TREIZIÈME DEGRÉ
De l'Ennui, ou de l'acédie.
Miniature du 14e siècle monastère Stavronikita 13 e degrès |
1. L'acédie,
ainsi que nous l'avons déjà dit, tire son origine de la démangeaison de parler;
c'est un de ses premiers enfants. C'est pour cette raison que, dans cette
odieuse chaîne de vices, nous avons cru qu'il était à propos d'en parler en
cet endroit. 2. Nous disons donc que l'acédie est un relâchement d'esprit, une langueur de l'âme,
un dégoût des exercices de la vie religieuse, une certaine aversion pour la
sainte profession qu'on a embrassée, une louangeuse imprudente des choses
du siècle, et une calomniatrice insolente de la Bonté et de la Clémence de
Dieu; elle rend l'âme froide et glacée dans la chant des divins cantiques,
faible et languissante dans la prière, diligente et infatigable dans les travaux
et dans les exercices extérieurs, feinte et dissimulée dans l'obéissance.

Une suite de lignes
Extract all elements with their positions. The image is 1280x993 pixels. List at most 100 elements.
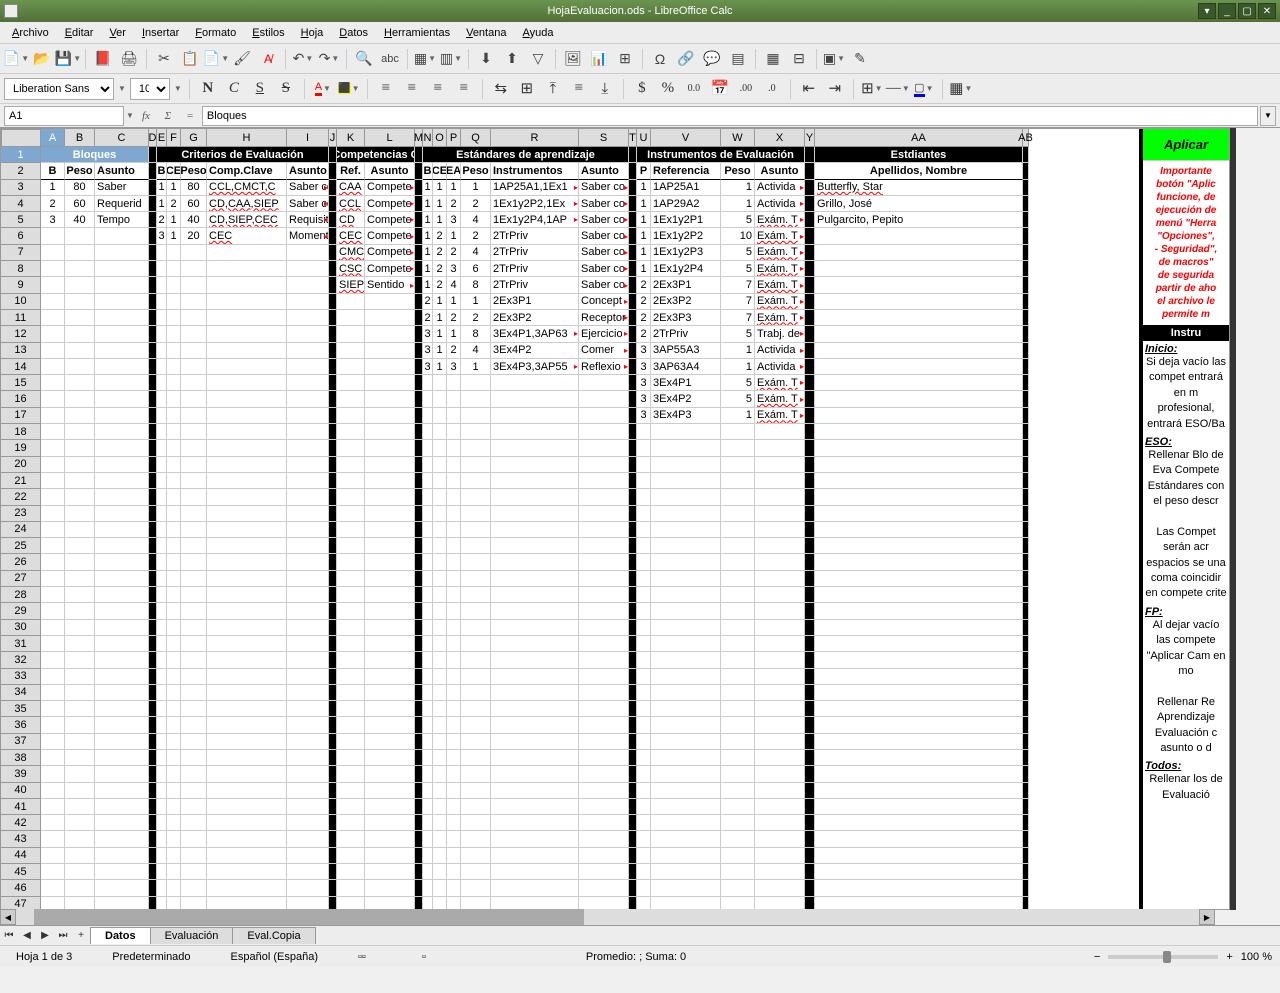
cell[interactable] — [491, 815, 579, 831]
cell[interactable]: 1 — [423, 261, 433, 277]
cell[interactable]: 1 — [423, 212, 433, 228]
cell[interactable] — [815, 669, 1023, 685]
open-button[interactable]: 📂 — [30, 47, 54, 71]
cell[interactable]: 3Ex4P1,3AP63 — [491, 326, 579, 342]
cell[interactable] — [95, 489, 149, 505]
cell[interactable] — [365, 685, 415, 701]
cell[interactable] — [95, 587, 149, 603]
cell[interactable] — [433, 717, 447, 733]
menu-editar[interactable]: Editar — [57, 24, 102, 42]
cell[interactable] — [721, 897, 755, 910]
cell[interactable] — [815, 522, 1023, 538]
cell[interactable] — [651, 750, 721, 766]
cell[interactable] — [167, 506, 181, 522]
cell[interactable] — [287, 489, 329, 505]
cell[interactable] — [755, 799, 805, 815]
cell[interactable] — [651, 831, 721, 847]
cell[interactable] — [651, 799, 721, 815]
cell[interactable] — [651, 880, 721, 896]
cell[interactable]: 1 — [637, 212, 651, 228]
cell[interactable] — [491, 408, 579, 424]
cell[interactable] — [95, 506, 149, 522]
cell[interactable] — [95, 554, 149, 570]
cell[interactable] — [365, 326, 415, 342]
first-sheet-button[interactable]: ⏮ — [0, 927, 18, 945]
font-color-button[interactable]: A▼ — [312, 78, 334, 100]
menu-datos[interactable]: Datos — [331, 24, 376, 42]
cell[interactable] — [433, 783, 447, 799]
cell[interactable] — [637, 685, 651, 701]
cond-format-button[interactable]: ▦▼ — [950, 78, 972, 100]
row-header-6[interactable]: 6 — [1, 228, 41, 244]
menu-formato[interactable]: Formato — [187, 24, 244, 42]
cell[interactable] — [287, 717, 329, 733]
cell[interactable] — [755, 766, 805, 782]
cell[interactable] — [181, 310, 207, 326]
cell[interactable]: 2 — [433, 228, 447, 244]
cell[interactable] — [207, 343, 287, 359]
cell[interactable] — [815, 897, 1023, 910]
cell[interactable] — [181, 734, 207, 750]
cell[interactable] — [651, 766, 721, 782]
cell[interactable]: Exám. T — [755, 228, 805, 244]
cell[interactable] — [95, 717, 149, 733]
cell[interactable] — [721, 669, 755, 685]
cell[interactable] — [579, 848, 629, 864]
cell[interactable] — [287, 864, 329, 880]
hyperlink-button[interactable]: 🔗 — [674, 47, 698, 71]
cell[interactable] — [579, 391, 629, 407]
side-handle[interactable] — [1230, 128, 1236, 910]
cell[interactable] — [815, 359, 1023, 375]
cell[interactable] — [337, 359, 365, 375]
cell[interactable] — [433, 636, 447, 652]
cell[interactable] — [721, 571, 755, 587]
cell[interactable] — [721, 880, 755, 896]
cell[interactable] — [755, 734, 805, 750]
cell[interactable] — [365, 897, 415, 910]
col-header-B[interactable]: B — [65, 129, 95, 147]
row-button[interactable]: ▦▼ — [413, 47, 437, 71]
status-selection-mode[interactable]: ▫ — [414, 951, 434, 963]
cell[interactable] — [461, 652, 491, 668]
row-header-16[interactable]: 16 — [1, 391, 41, 407]
cell[interactable]: 3Ex4P3 — [651, 408, 721, 424]
cell[interactable] — [579, 750, 629, 766]
cell[interactable]: 2 — [447, 245, 461, 261]
cell[interactable]: Exám. T — [755, 391, 805, 407]
cell[interactable] — [337, 473, 365, 489]
cell[interactable]: 3 — [637, 408, 651, 424]
cell[interactable] — [41, 261, 65, 277]
cell[interactable] — [461, 473, 491, 489]
cell[interactable] — [365, 522, 415, 538]
cell[interactable] — [181, 571, 207, 587]
cell[interactable] — [423, 734, 433, 750]
cell[interactable] — [157, 636, 167, 652]
cell[interactable] — [433, 701, 447, 717]
cell[interactable] — [157, 864, 167, 880]
cell[interactable]: 2 — [461, 228, 491, 244]
cell[interactable] — [41, 457, 65, 473]
cell[interactable] — [65, 750, 95, 766]
cell[interactable] — [337, 701, 365, 717]
cell[interactable] — [337, 799, 365, 815]
cell[interactable] — [433, 897, 447, 910]
cell[interactable] — [167, 897, 181, 910]
cell[interactable] — [65, 506, 95, 522]
cell[interactable] — [41, 587, 65, 603]
cell[interactable] — [207, 636, 287, 652]
cell[interactable]: 1 — [423, 180, 433, 196]
row-header-8[interactable]: 8 — [1, 261, 41, 277]
cell[interactable] — [157, 815, 167, 831]
cell[interactable] — [637, 897, 651, 910]
cell[interactable] — [65, 848, 95, 864]
col-header-P[interactable]: P — [447, 129, 461, 147]
cell[interactable] — [491, 848, 579, 864]
cell[interactable]: 5 — [721, 375, 755, 391]
cell[interactable] — [365, 375, 415, 391]
cell[interactable] — [755, 522, 805, 538]
cell[interactable] — [95, 636, 149, 652]
cell[interactable] — [491, 424, 579, 440]
cell[interactable]: Saber co — [579, 245, 629, 261]
cell[interactable] — [181, 587, 207, 603]
cell[interactable]: 1Ex1y2P3 — [651, 245, 721, 261]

Consigne.
Poursuivez le passage sur l'acédie à partir de la fin de sa dernière phrase.

Réponse.
3. Un moine sincèrement attaché au devoir de l'obéissance, ignore absolument
ce que c'est que l'acédie; car il se perfectionne
dans la vertu, en se livrant aux actions extérieures qui lui sont commandées
par son supérieur.
4. La vie monastique est l'ennemi déclaré de la paresse, tandis qu'elle accompagne
le plus souvent la vie érémitique, et ne cesse guère pendant tout le temps
de leur vie de faire la guerre aux solitaires. Ainsi, lorsqu'elle voit la
cellule d'un anachorète, elle sourit en elle-même, s'approche et fixe sa demeure
auprès de la sienne.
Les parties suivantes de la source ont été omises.